[Element box annotations]
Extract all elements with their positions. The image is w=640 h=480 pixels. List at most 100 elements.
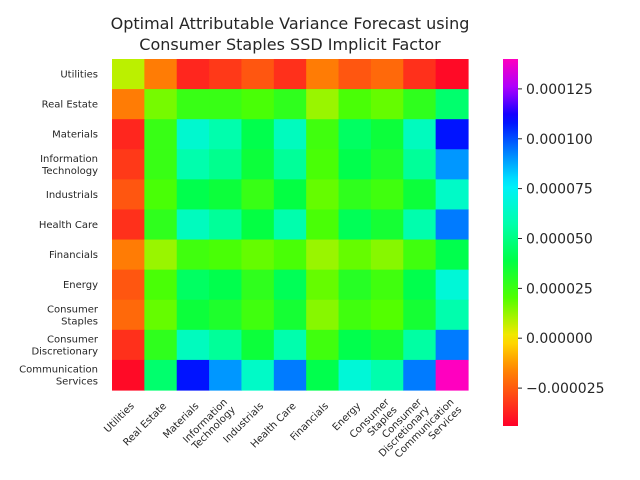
heatmap-cell (435, 89, 469, 120)
heatmap-cell (370, 299, 404, 331)
heatmap-cell (209, 209, 243, 241)
heatmap-cell (306, 119, 340, 150)
heatmap-cell (306, 59, 340, 90)
chart-title-line-1: Optimal Attributable Variance Forecast u… (111, 14, 470, 33)
heatmap-cell (435, 299, 469, 331)
heatmap-cell (112, 209, 145, 241)
heatmap-cell (176, 329, 210, 361)
heatmap-cell (144, 329, 178, 361)
heatmap-cell (370, 89, 404, 120)
colorbar-gradient (503, 59, 518, 426)
heatmap-cell (306, 269, 340, 301)
row-tick-label: Industrials (46, 190, 98, 201)
heatmap-cell (370, 329, 404, 361)
heatmap-cell (112, 149, 145, 180)
heatmap-cell (273, 59, 307, 90)
heatmap-cell (144, 359, 178, 391)
heatmap-cell (273, 149, 307, 180)
heatmap-cell (370, 59, 404, 90)
row-tick-label: Consumer Discretionary (31, 334, 98, 357)
row-tick-labels: Utilities Real Estate Materials Information… (19, 70, 99, 388)
heatmap-cell (112, 119, 145, 150)
heatmap-cell (306, 359, 340, 391)
heatmap-cell (241, 119, 275, 150)
heatmap-cell (144, 89, 178, 120)
heatmap-cell (370, 269, 404, 301)
heatmap-cell (403, 119, 437, 150)
heatmap-cell (209, 119, 243, 150)
heatmap-cell (176, 89, 210, 120)
heatmap-cell (241, 359, 275, 391)
row-tick-label: Health Care (39, 220, 98, 231)
heatmap-cell (241, 329, 275, 361)
row-tick-label: Energy (63, 280, 98, 291)
heatmap-cell (112, 179, 145, 211)
heatmap-cell (370, 149, 404, 180)
heatmap-cell (306, 149, 340, 180)
heatmap-cell (209, 149, 243, 180)
heatmap-cell (435, 269, 469, 301)
heatmap-cell (338, 359, 372, 391)
heatmap-cell (403, 239, 437, 271)
heatmap-cell (176, 209, 210, 241)
heatmap-cell (338, 89, 372, 120)
row-tick-label: Consumer Staples (47, 304, 99, 327)
colorbar-tick-label: 0.000025 (526, 281, 593, 297)
heatmap-cell (403, 209, 437, 241)
heatmap-cell (112, 269, 145, 301)
colorbar: −0.000025 0.000000 0.000025 0.000050 0.00007… (503, 59, 605, 426)
row-tick-label: Communication Services (19, 365, 98, 388)
heatmap-cell (338, 209, 372, 241)
heatmap-cell (273, 179, 307, 211)
row-tick-label: Real Estate (42, 100, 98, 111)
heatmap-cell (112, 239, 145, 271)
heatmap-cell (209, 59, 243, 90)
heatmap-cell (112, 329, 145, 361)
heatmap-cell (144, 239, 178, 271)
heatmap-cell (403, 299, 437, 331)
heatmap-cell (176, 359, 210, 391)
heatmap-cell (241, 59, 275, 90)
colorbar-tick-label: 0.000100 (526, 132, 593, 148)
heatmap-cell (241, 269, 275, 301)
heatmap-cell (241, 149, 275, 180)
heatmap-cell (209, 329, 243, 361)
heatmap-cell (338, 299, 372, 331)
heatmap-cells (112, 59, 469, 391)
heatmap-cell (144, 149, 178, 180)
heatmap-cell (435, 209, 469, 241)
colorbar-tick-label: −0.000025 (526, 381, 605, 397)
heatmap-cell (112, 59, 145, 90)
heatmap-cell (306, 89, 340, 120)
heatmap-cell (144, 299, 178, 331)
heatmap-cell (273, 299, 307, 331)
heatmap-cell (241, 179, 275, 211)
row-tick-label: Financials (49, 250, 98, 261)
heatmap-cell (176, 299, 210, 331)
chart-title-line-2: Consumer Staples SSD Implicit Factor (139, 35, 441, 54)
heatmap-cell (176, 59, 210, 90)
heatmap-cell (306, 209, 340, 241)
colorbar-tick-label: 0.000000 (526, 331, 593, 347)
heatmap-cell (338, 329, 372, 361)
heatmap-cell (338, 239, 372, 271)
colorbar-tick-label: 0.000125 (526, 82, 593, 98)
heatmap-cell (338, 59, 372, 90)
heatmap-cell (273, 359, 307, 391)
heatmap-cell (370, 239, 404, 271)
heatmap-cell (176, 239, 210, 271)
heatmap-cell (435, 119, 469, 150)
heatmap-cell (306, 239, 340, 271)
heatmap-cell (144, 119, 178, 150)
heatmap-cell (176, 269, 210, 301)
heatmap-cell (209, 299, 243, 331)
heatmap-cell (403, 59, 437, 90)
heatmap-cell (176, 179, 210, 211)
heatmap-cell (435, 149, 469, 180)
heatmap-cell (435, 359, 469, 391)
heatmap-cell (144, 179, 178, 211)
heatmap-cell (273, 209, 307, 241)
heatmap-cell (241, 239, 275, 271)
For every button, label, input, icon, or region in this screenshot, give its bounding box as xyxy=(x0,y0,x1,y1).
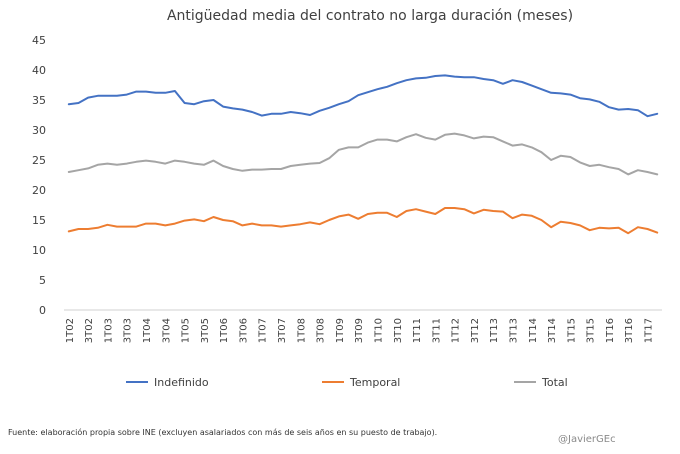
x-tick-label: 1T02 xyxy=(65,318,76,343)
x-tick-label: 3T13 xyxy=(509,318,520,343)
legend-label-temporal: Temporal xyxy=(349,376,400,389)
series-line-temporal xyxy=(67,207,659,235)
x-tick-label: 1T07 xyxy=(258,318,269,343)
x-tick-label: 1T03 xyxy=(103,318,114,343)
x-tick-label: 3T11 xyxy=(431,318,442,343)
x-tick-label: 3T04 xyxy=(161,318,172,343)
x-tick-label: 1T13 xyxy=(489,318,500,343)
x-tick-label: 1T05 xyxy=(181,318,192,343)
series-line-total xyxy=(67,132,659,176)
x-tick-label: 3T16 xyxy=(624,318,635,343)
x-tick-label: 1T09 xyxy=(335,318,346,343)
series-lines xyxy=(67,74,659,235)
x-tick-label: 1T16 xyxy=(605,318,616,343)
chart-title: Antigüedad media del contrato no larga d… xyxy=(167,8,573,24)
y-tick-label: 25 xyxy=(32,154,46,167)
y-tick-label: 30 xyxy=(32,124,46,137)
x-tick-label: 1T11 xyxy=(412,318,423,343)
x-tick-label: 3T09 xyxy=(354,318,365,343)
x-tick-label: 3T03 xyxy=(123,318,134,343)
x-axis: 1T02 3T02 1T03 3T03 1T04 3T04 1T05 3T05 1T06 3T06… xyxy=(65,318,655,343)
x-tick-label: 1T08 xyxy=(296,318,307,343)
x-tick-label: 1T04 xyxy=(142,318,153,343)
x-tick-label: 1T10 xyxy=(373,318,384,343)
x-tick-label: 1T14 xyxy=(528,318,539,343)
x-tick-label: 1T17 xyxy=(644,318,655,343)
y-tick-label: 5 xyxy=(39,274,46,287)
x-tick-label: 3T05 xyxy=(200,318,211,343)
x-tick-label: 1T12 xyxy=(451,318,462,343)
x-tick-label: 3T02 xyxy=(84,318,95,343)
x-tick-label: 3T12 xyxy=(470,318,481,343)
source-note: Fuente: elaboración propia sobre INE (ex… xyxy=(8,428,438,437)
x-tick-label: 3T07 xyxy=(277,318,288,343)
y-tick-label: 35 xyxy=(32,94,46,107)
y-tick-label: 20 xyxy=(32,184,46,197)
x-tick-label: 3T10 xyxy=(393,318,404,343)
legend-label-indefinido: Indefinido xyxy=(154,376,209,389)
y-tick-label: 40 xyxy=(32,64,46,77)
y-tick-label: 15 xyxy=(32,214,46,227)
legend: Indefinido Temporal Total xyxy=(126,376,568,389)
y-tick-label: 10 xyxy=(32,244,46,257)
series-line-indefinido xyxy=(67,74,659,118)
author-credit: @JavierGEc xyxy=(558,434,616,445)
x-tick-label: 1T06 xyxy=(219,318,230,343)
x-tick-label: 3T08 xyxy=(316,318,327,343)
x-tick-label: 3T06 xyxy=(238,318,249,343)
x-tick-label: 1T15 xyxy=(566,318,577,343)
y-axis: 0 5 10 15 20 25 30 35 40 45 xyxy=(32,34,46,317)
y-tick-label: 45 xyxy=(32,34,46,47)
legend-label-total: Total xyxy=(541,376,568,389)
x-tick-label: 3T14 xyxy=(547,318,558,343)
y-tick-label: 0 xyxy=(39,304,46,317)
x-tick-label: 3T15 xyxy=(586,318,597,343)
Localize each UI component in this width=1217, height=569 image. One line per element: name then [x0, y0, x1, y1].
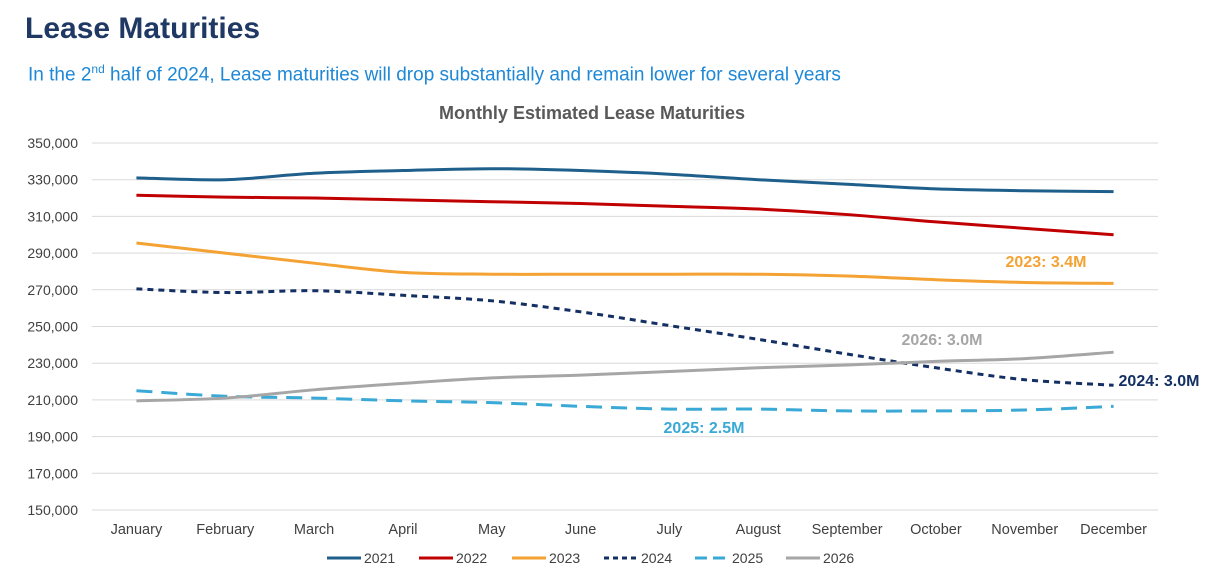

> [SHORT PROBLEM]
Rewrite the part of the rows that starts with the line containing "x-tick-label: 1T02 xyxy=(65,318,76,343)" and ends with the line containing "x-tick-label: 3T09 xyxy=(354,318,365,343)", renaming every "xyxy" to "bbox" and keeping everything else the same.

> [EXERCISE ANSWER]
x-tick-label: 1T02 bbox=(65,318,76,343)
x-tick-label: 3T13 bbox=(509,318,520,343)
legend-label-temporal: Temporal bbox=(349,376,400,389)
series-line-temporal bbox=(67,207,659,235)
x-tick-label: 1T07 bbox=(258,318,269,343)
x-tick-label: 1T03 bbox=(103,318,114,343)
x-tick-label: 3T11 bbox=(431,318,442,343)
x-tick-label: 3T04 bbox=(161,318,172,343)
x-tick-label: 1T13 bbox=(489,318,500,343)
x-tick-label: 1T05 bbox=(181,318,192,343)
series-line-total bbox=(67,132,659,176)
x-tick-label: 3T16 bbox=(624,318,635,343)
x-tick-label: 1T09 bbox=(335,318,346,343)
series-lines bbox=(67,74,659,235)
x-tick-label: 1T16 bbox=(605,318,616,343)
chart-title: Antigüedad media del contrato no larga d… bbox=(167,8,573,24)
y-tick-label: 25 bbox=(32,154,46,167)
y-tick-label: 30 bbox=(32,124,46,137)
x-tick-label: 1T11 bbox=(412,318,423,343)
x-tick-label: 3T09 bbox=(354,318,365,343)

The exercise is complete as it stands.